▶ TASK REQUIREMENTS:
This exercise asks for an exact copy of every entry below, with pictures omitted.

────

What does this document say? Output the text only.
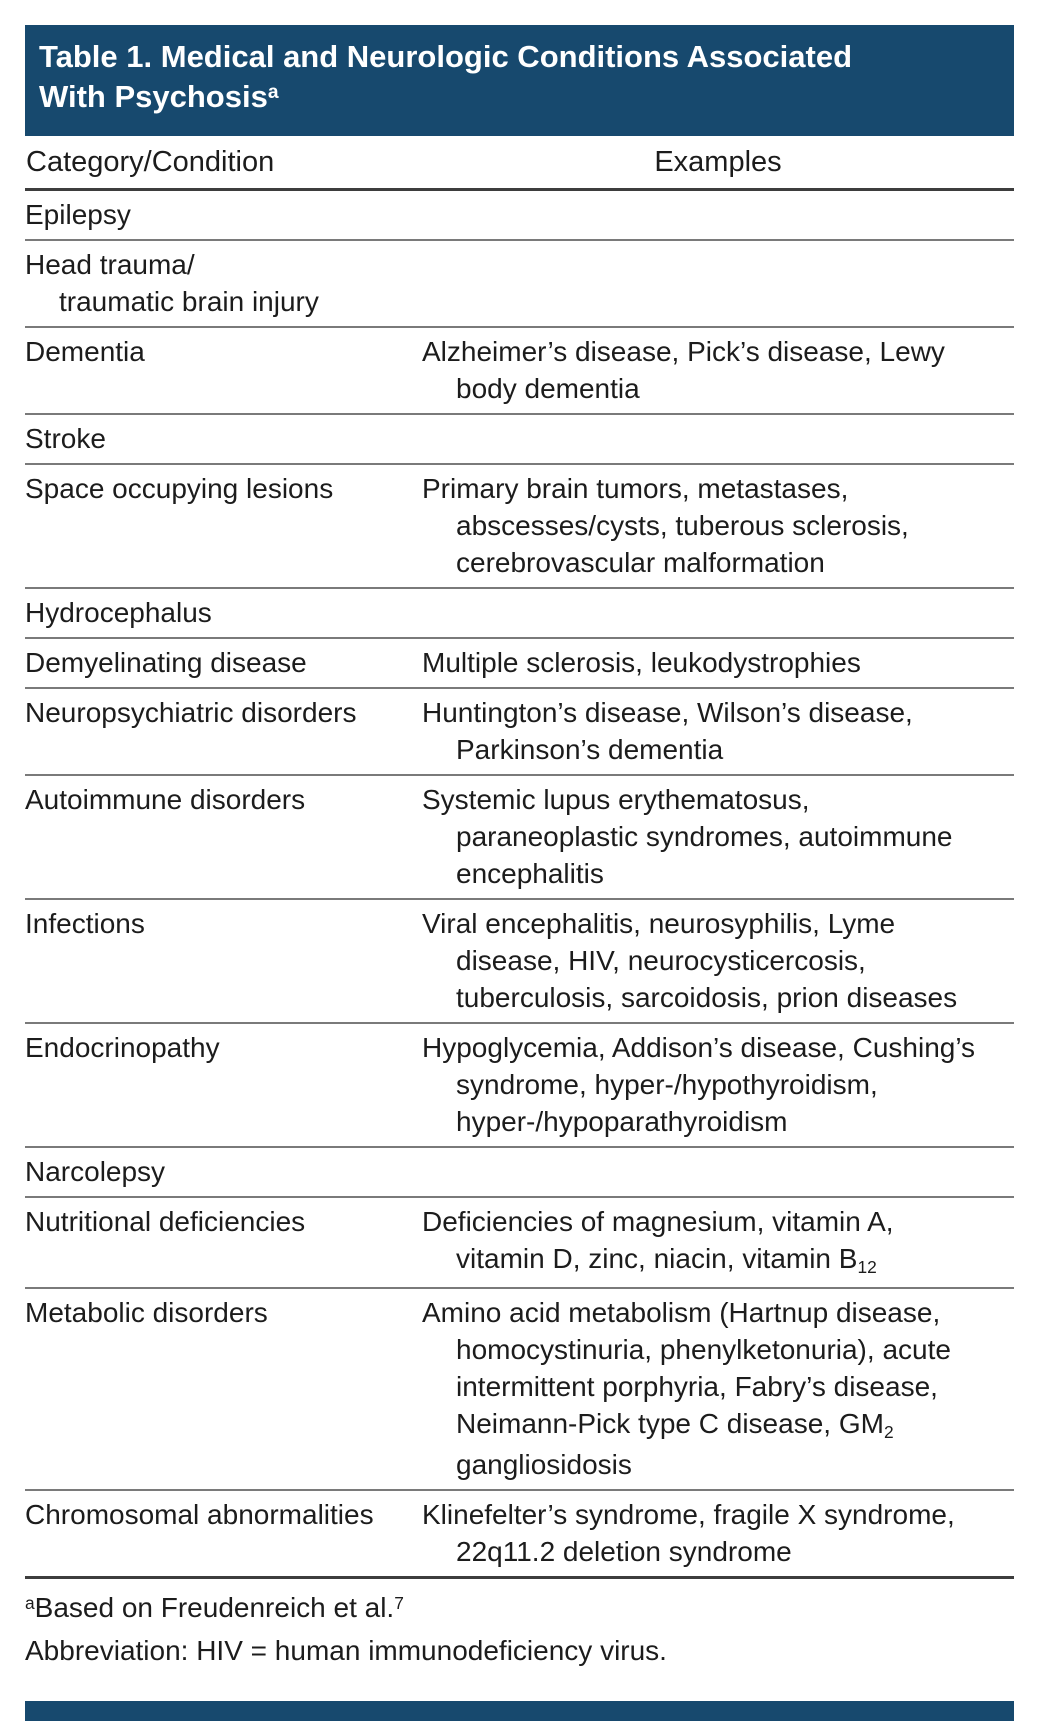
Table 1. Medical and Neurologic Conditions Associated
With Psychosis$^a$
Category/Condition	Examples
Epilepsy
Head trauma/
traumatic brain injury
Dementia	Alzheimer’s disease, Pick’s disease, Lewy
body dementia
Stroke
Space occupying lesions	Primary brain tumors, metastases,
abscesses/cysts, tuberous sclerosis,
cerebrovascular malformation
Hydrocephalus
Demyelinating disease	Multiple sclerosis, leukodystrophies
Neuropsychiatric disorders	Huntington’s disease, Wilson’s disease,
Parkinson’s dementia
Autoimmune disorders	Systemic lupus erythematosus,
paraneoplastic syndromes, autoimmune
encephalitis
Infections	Viral encephalitis, neurosyphilis, Lyme
disease, HIV, neurocysticercosis,
tuberculosis, sarcoidosis, prion diseases
Endocrinopathy	Hypoglycemia, Addison’s disease, Cushing’s
syndrome, hyper-/hypothyroidism,
hyper-/hypoparathyroidism
Narcolepsy
Nutritional deficiencies	Deficiencies of magnesium, vitamin A,
vitamin D, zinc, niacin, vitamin $B_{12}$
Metabolic disorders	Amino acid metabolism (Hartnup disease,
homocystinuria, phenylketonuria), acute
intermittent porphyria, Fabry’s disease,
Neimann-Pick type C disease, $GM_2$
gangliosidosis
Chromosomal abnormalities	Klinefelter’s syndrome, fragile X syndrome,
22q11.2 deletion syndrome
$^a$Based on Freudenreich et al.$^7$
Abbreviation: HIV = human immunodeficiency virus.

────

▶ ANSWER BOX:
What does this document say? Output the text only.
Table 1. Medical and Neurologic Conditions Associated
With Psychosis$^a$
Category/Condition	Examples
Epilepsy
Head trauma/
traumatic brain injury
Dementia	Alzheimer’s disease, Pick’s disease, Lewy
body dementia
Stroke
Space occupying lesions	Primary brain tumors, metastases,
abscesses/cysts, tuberous sclerosis,
cerebrovascular malformation
Hydrocephalus
Demyelinating disease	Multiple sclerosis, leukodystrophies
Neuropsychiatric disorders	Huntington’s disease, Wilson’s disease,
Parkinson’s dementia
Autoimmune disorders	Systemic lupus erythematosus,
paraneoplastic syndromes, autoimmune
encephalitis
Infections	Viral encephalitis, neurosyphilis, Lyme
disease, HIV, neurocysticercosis,
tuberculosis, sarcoidosis, prion diseases
Endocrinopathy	Hypoglycemia, Addison’s disease, Cushing’s
syndrome, hyper-/hypothyroidism,
hyper-/hypoparathyroidism
Narcolepsy
Nutritional deficiencies	Deficiencies of magnesium, vitamin A,
vitamin D, zinc, niacin, vitamin $B_{12}$
Metabolic disorders	Amino acid metabolism (Hartnup disease,
homocystinuria, phenylketonuria), acute
intermittent porphyria, Fabry’s disease,
Neimann-Pick type C disease, $GM_2$
gangliosidosis
Chromosomal abnormalities	Klinefelter’s syndrome, fragile X syndrome,
22q11.2 deletion syndrome
$^a$Based on Freudenreich et al.$^7$
Abbreviation: HIV = human immunodeficiency virus.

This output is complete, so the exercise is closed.